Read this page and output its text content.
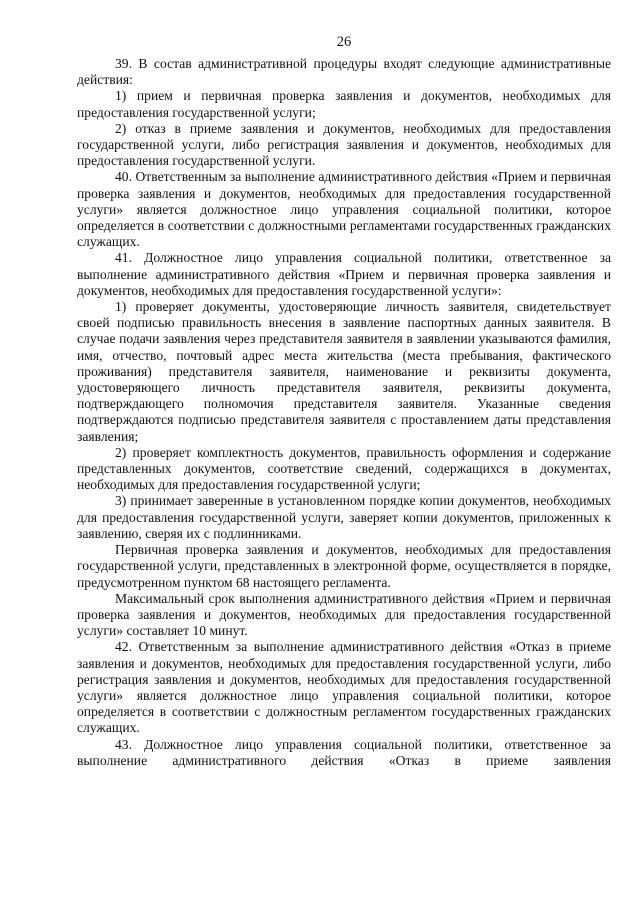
26

39. В состав административной процедуры входят следующие административные действия:

1) прием и первичная проверка заявления и документов, необходимых для предоставления государственной услуги;

2) отказ в приеме заявления и документов, необходимых для предоставления государственной услуги, либо регистрация заявления и документов, необходимых для предоставления государственной услуги.

40. Ответственным за выполнение административного действия «Прием и первичная проверка заявления и документов, необходимых для предоставления государственной услуги» является должностное лицо управления социальной политики, которое определяется в соответствии с должностными регламентами государственных гражданских служащих.

41. Должностное лицо управления социальной политики, ответственное за выполнение административного действия «Прием и первичная проверка заявления и документов, необходимых для предоставления государственной услуги»:

1) проверяет документы, удостоверяющие личность заявителя, свидетельствует своей подписью правильность внесения в заявление паспортных данных заявителя. В случае подачи заявления через представителя заявителя в заявлении указываются фамилия, имя, отчество, почтовый адрес места жительства (места пребывания, фактического проживания) представителя заявителя, наименование и реквизиты документа, удостоверяющего личность представителя заявителя, реквизиты документа, подтверждающего полномочия представителя заявителя. Указанные сведения подтверждаются подписью представителя заявителя с проставлением даты представления заявления;

2) проверяет комплектность документов, правильность оформления и содержание представленных документов, соответствие сведений, содержащихся в документах, необходимых для предоставления государственной услуги;

3) принимает заверенные в установленном порядке копии документов, необходимых для предоставления государственной услуги, заверяет копии документов, приложенных к заявлению, сверяя их с подлинниками.

Первичная проверка заявления и документов, необходимых для предоставления государственной услуги, представленных в электронной форме, осуществляется в порядке, предусмотренном пунктом 68 настоящего регламента.

Максимальный срок выполнения административного действия «Прием и первичная проверка заявления и документов, необходимых для предоставления государственной услуги» составляет 10 минут.

42. Ответственным за выполнение административного действия «Отказ в приеме заявления и документов, необходимых для предоставления государственной услуги, либо регистрация заявления и документов, необходимых для предоставления государственной услуги» является должностное лицо управления социальной политики, которое определяется в соответствии с должностным регламентом государственных гражданских служащих.

43. Должностное лицо управления социальной политики, ответственное за выполнение административного действия «Отказ в приеме заявления
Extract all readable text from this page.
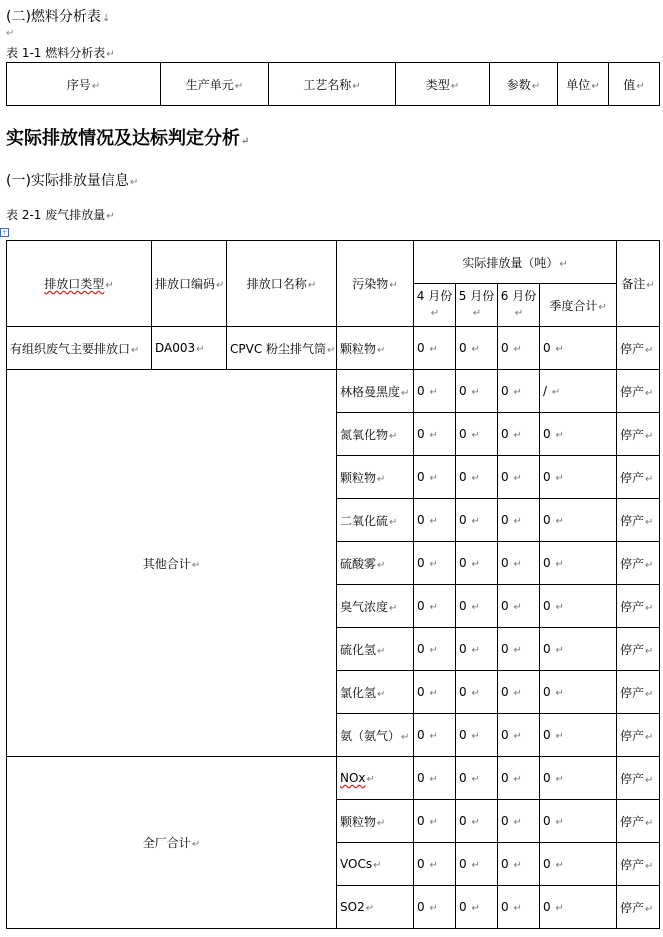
(二)燃料分析表↓
↵
表 1-1 燃料分析表↵
序号↵	生产单元↵	工艺名称↵	类型↵	参数↵	单位↵	值↵
实际排放情况及达标判定分析↵
(一)实际排放量信息↵
表 2-1 废气排放量↵
+
排放口类型↵	排放口编码↵	排放口名称↵	污染物↵	实际排放量（吨）↵				备注↵
				4 月份↵	5 月份↵	6 月份↵	季度合计↵	
有组织废气主要排放口↵	DA003↵	CPVC 粉尘排气筒↵	颗粒物↵	0 ↵	0 ↵	0 ↵	0 ↵	停产↵
其他合计↵			林格曼黑度↵	0 ↵	0 ↵	0 ↵	/ ↵	停产↵
			氮氧化物↵	0 ↵	0 ↵	0 ↵	0 ↵	停产↵
			颗粒物↵	0 ↵	0 ↵	0 ↵	0 ↵	停产↵
			二氧化硫↵	0 ↵	0 ↵	0 ↵	0 ↵	停产↵
			硫酸雾↵	0 ↵	0 ↵	0 ↵	0 ↵	停产↵
			臭气浓度↵	0 ↵	0 ↵	0 ↵	0 ↵	停产↵
			硫化氢↵	0 ↵	0 ↵	0 ↵	0 ↵	停产↵
			氯化氢↵	0 ↵	0 ↵	0 ↵	0 ↵	停产↵
			氨（氨气）↵	0 ↵	0 ↵	0 ↵	0 ↵	停产↵
全厂合计↵			NOx↵	0 ↵	0 ↵	0 ↵	0 ↵	停产↵
			颗粒物↵	0 ↵	0 ↵	0 ↵	0 ↵	停产↵
			VOCs↵	0 ↵	0 ↵	0 ↵	0 ↵	停产↵
			SO2↵	0 ↵	0 ↵	0 ↵	0 ↵	停产↵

===============

- Given problem: What do the lines above say from the line containing "Extract all readable text from this page." through the last line? Quote them exactly, both ends included, and leave out the pictures.

- Solution for this task:
Extract all readable text from this page.
(二)燃料分析表↓
↵
表 1-1 燃料分析表↵
序号↵	生产单元↵	工艺名称↵	类型↵	参数↵	单位↵	值↵
实际排放情况及达标判定分析↵
(一)实际排放量信息↵
表 2-1 废气排放量↵
+
排放口类型↵	排放口编码↵	排放口名称↵	污染物↵	实际排放量（吨）↵				备注↵
				4 月份↵	5 月份↵	6 月份↵	季度合计↵	
有组织废气主要排放口↵	DA003↵	CPVC 粉尘排气筒↵	颗粒物↵	0 ↵	0 ↵	0 ↵	0 ↵	停产↵
其他合计↵			林格曼黑度↵	0 ↵	0 ↵	0 ↵	/ ↵	停产↵
			氮氧化物↵	0 ↵	0 ↵	0 ↵	0 ↵	停产↵
			颗粒物↵	0 ↵	0 ↵	0 ↵	0 ↵	停产↵
			二氧化硫↵	0 ↵	0 ↵	0 ↵	0 ↵	停产↵
			硫酸雾↵	0 ↵	0 ↵	0 ↵	0 ↵	停产↵
			臭气浓度↵	0 ↵	0 ↵	0 ↵	0 ↵	停产↵
			硫化氢↵	0 ↵	0 ↵	0 ↵	0 ↵	停产↵
			氯化氢↵	0 ↵	0 ↵	0 ↵	0 ↵	停产↵
			氨（氨气）↵	0 ↵	0 ↵	0 ↵	0 ↵	停产↵
全厂合计↵			NOx↵	0 ↵	0 ↵	0 ↵	0 ↵	停产↵
			颗粒物↵	0 ↵	0 ↵	0 ↵	0 ↵	停产↵
			VOCs↵	0 ↵	0 ↵	0 ↵	0 ↵	停产↵
			SO2↵	0 ↵	0 ↵	0 ↵	0 ↵	停产↵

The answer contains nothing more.